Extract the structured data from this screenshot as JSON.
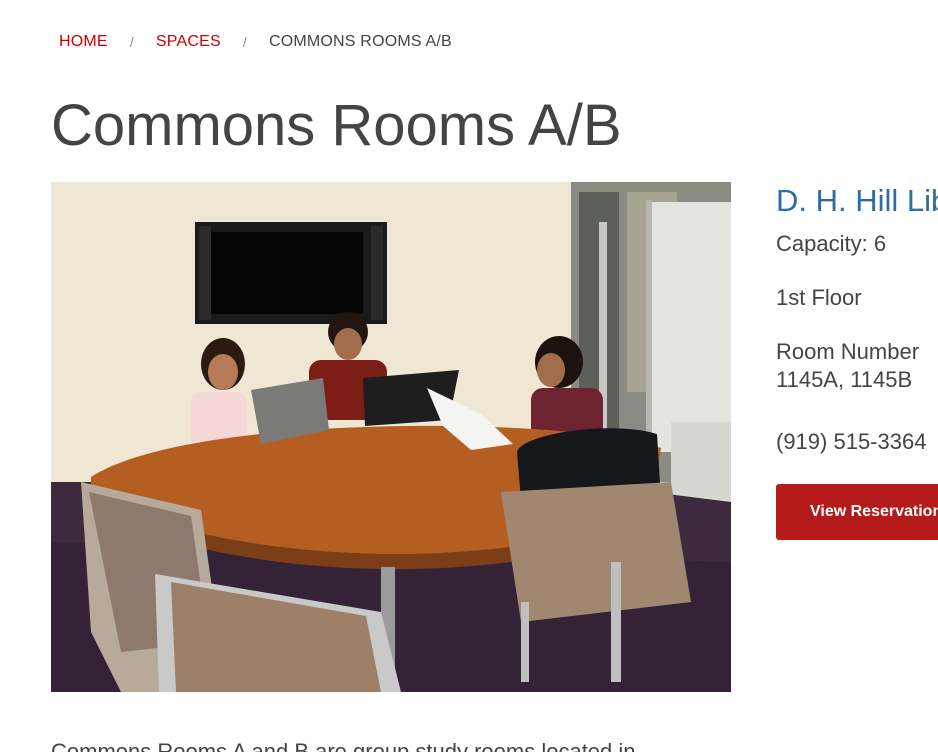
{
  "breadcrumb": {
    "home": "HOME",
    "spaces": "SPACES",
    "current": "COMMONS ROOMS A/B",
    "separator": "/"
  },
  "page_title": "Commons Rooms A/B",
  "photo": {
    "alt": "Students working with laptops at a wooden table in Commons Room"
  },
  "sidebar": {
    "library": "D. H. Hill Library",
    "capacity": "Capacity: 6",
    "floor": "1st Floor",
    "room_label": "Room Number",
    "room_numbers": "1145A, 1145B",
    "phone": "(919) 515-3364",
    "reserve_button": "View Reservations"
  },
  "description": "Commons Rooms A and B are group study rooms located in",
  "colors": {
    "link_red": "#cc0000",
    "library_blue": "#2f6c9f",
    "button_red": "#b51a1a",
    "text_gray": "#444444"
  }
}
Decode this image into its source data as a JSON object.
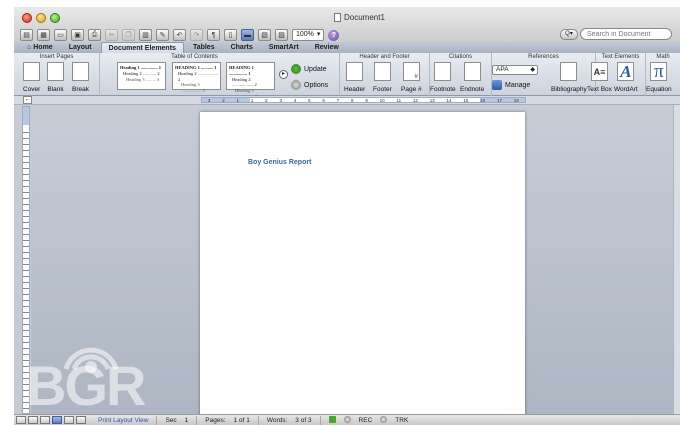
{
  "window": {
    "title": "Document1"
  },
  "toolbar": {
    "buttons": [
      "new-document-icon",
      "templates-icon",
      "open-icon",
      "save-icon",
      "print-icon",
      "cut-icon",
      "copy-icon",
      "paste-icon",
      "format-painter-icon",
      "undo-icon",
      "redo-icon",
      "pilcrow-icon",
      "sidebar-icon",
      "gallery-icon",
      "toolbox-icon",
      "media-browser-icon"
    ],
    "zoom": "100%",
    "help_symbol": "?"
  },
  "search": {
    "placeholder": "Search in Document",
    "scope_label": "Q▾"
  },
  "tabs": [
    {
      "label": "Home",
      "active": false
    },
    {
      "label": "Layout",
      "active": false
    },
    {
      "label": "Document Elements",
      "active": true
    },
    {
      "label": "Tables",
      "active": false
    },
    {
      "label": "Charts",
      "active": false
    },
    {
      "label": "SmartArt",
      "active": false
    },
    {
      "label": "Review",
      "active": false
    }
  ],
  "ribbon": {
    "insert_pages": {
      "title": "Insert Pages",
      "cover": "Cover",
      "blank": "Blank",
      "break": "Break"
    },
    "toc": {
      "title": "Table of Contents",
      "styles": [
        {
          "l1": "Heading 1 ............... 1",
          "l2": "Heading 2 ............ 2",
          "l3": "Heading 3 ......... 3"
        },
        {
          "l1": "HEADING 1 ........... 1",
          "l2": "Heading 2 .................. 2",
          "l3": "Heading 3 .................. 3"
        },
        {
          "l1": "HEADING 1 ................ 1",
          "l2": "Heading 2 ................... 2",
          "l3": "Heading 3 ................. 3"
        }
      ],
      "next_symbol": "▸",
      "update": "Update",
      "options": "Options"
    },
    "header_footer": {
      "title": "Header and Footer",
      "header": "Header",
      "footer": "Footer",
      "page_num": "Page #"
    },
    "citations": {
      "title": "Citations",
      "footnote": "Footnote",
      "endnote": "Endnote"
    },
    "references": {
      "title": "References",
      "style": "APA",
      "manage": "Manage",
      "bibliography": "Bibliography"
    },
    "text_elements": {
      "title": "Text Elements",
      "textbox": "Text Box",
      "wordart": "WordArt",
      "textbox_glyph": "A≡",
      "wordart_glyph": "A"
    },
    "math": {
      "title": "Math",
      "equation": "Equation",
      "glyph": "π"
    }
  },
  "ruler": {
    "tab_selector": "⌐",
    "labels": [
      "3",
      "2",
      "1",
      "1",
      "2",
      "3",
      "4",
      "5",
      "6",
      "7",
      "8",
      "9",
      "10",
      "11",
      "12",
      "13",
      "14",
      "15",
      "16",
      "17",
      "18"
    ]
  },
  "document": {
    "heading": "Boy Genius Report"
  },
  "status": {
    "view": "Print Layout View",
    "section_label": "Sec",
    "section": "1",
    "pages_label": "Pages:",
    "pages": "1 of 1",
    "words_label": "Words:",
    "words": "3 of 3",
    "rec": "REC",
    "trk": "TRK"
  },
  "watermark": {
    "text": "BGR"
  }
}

──────────────────────────────

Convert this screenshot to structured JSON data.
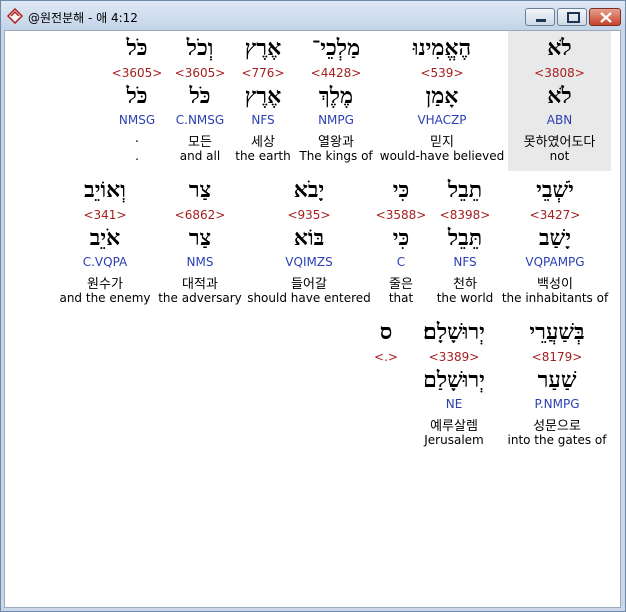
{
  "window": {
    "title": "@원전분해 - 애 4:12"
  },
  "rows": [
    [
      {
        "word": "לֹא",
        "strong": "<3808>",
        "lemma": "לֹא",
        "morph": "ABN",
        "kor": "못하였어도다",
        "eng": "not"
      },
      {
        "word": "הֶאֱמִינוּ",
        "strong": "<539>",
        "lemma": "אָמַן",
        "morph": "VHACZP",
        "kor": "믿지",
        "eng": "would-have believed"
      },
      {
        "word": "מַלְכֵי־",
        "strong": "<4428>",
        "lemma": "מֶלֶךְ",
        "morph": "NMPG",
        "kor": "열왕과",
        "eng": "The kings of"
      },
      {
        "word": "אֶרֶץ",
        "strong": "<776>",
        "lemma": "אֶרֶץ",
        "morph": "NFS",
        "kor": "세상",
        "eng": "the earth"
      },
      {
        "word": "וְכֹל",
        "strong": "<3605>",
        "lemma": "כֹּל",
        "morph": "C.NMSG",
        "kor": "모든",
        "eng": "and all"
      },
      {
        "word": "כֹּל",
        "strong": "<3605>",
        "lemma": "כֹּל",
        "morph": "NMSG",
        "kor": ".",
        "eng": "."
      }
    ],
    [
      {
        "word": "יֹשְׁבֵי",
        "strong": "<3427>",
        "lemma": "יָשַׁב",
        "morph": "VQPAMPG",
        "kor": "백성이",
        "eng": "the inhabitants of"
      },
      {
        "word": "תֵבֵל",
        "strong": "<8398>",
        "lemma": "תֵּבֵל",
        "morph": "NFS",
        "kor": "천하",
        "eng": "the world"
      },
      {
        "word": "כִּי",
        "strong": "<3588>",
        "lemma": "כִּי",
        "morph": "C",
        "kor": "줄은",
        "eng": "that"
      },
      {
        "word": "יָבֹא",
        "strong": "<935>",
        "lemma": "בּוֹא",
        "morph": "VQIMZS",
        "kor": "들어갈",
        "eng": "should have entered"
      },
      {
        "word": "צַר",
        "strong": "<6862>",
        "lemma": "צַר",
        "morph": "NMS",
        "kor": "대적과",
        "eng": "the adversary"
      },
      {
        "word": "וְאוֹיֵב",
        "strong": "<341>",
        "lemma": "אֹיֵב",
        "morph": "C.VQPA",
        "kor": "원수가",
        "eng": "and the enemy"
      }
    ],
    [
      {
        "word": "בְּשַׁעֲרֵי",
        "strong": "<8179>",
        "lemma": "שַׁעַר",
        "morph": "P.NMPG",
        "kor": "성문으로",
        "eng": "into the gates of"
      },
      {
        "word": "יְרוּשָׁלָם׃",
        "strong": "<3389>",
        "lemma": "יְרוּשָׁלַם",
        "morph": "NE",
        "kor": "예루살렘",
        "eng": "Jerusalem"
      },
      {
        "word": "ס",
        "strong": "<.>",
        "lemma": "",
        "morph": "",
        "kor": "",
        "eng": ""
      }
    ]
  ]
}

──────────────────────────────

DIRECTIVE: Report every line containing the word "Layout" from the listing above.

THE REPLY:
      "label": "Layout",
    "view": "Print Layout View",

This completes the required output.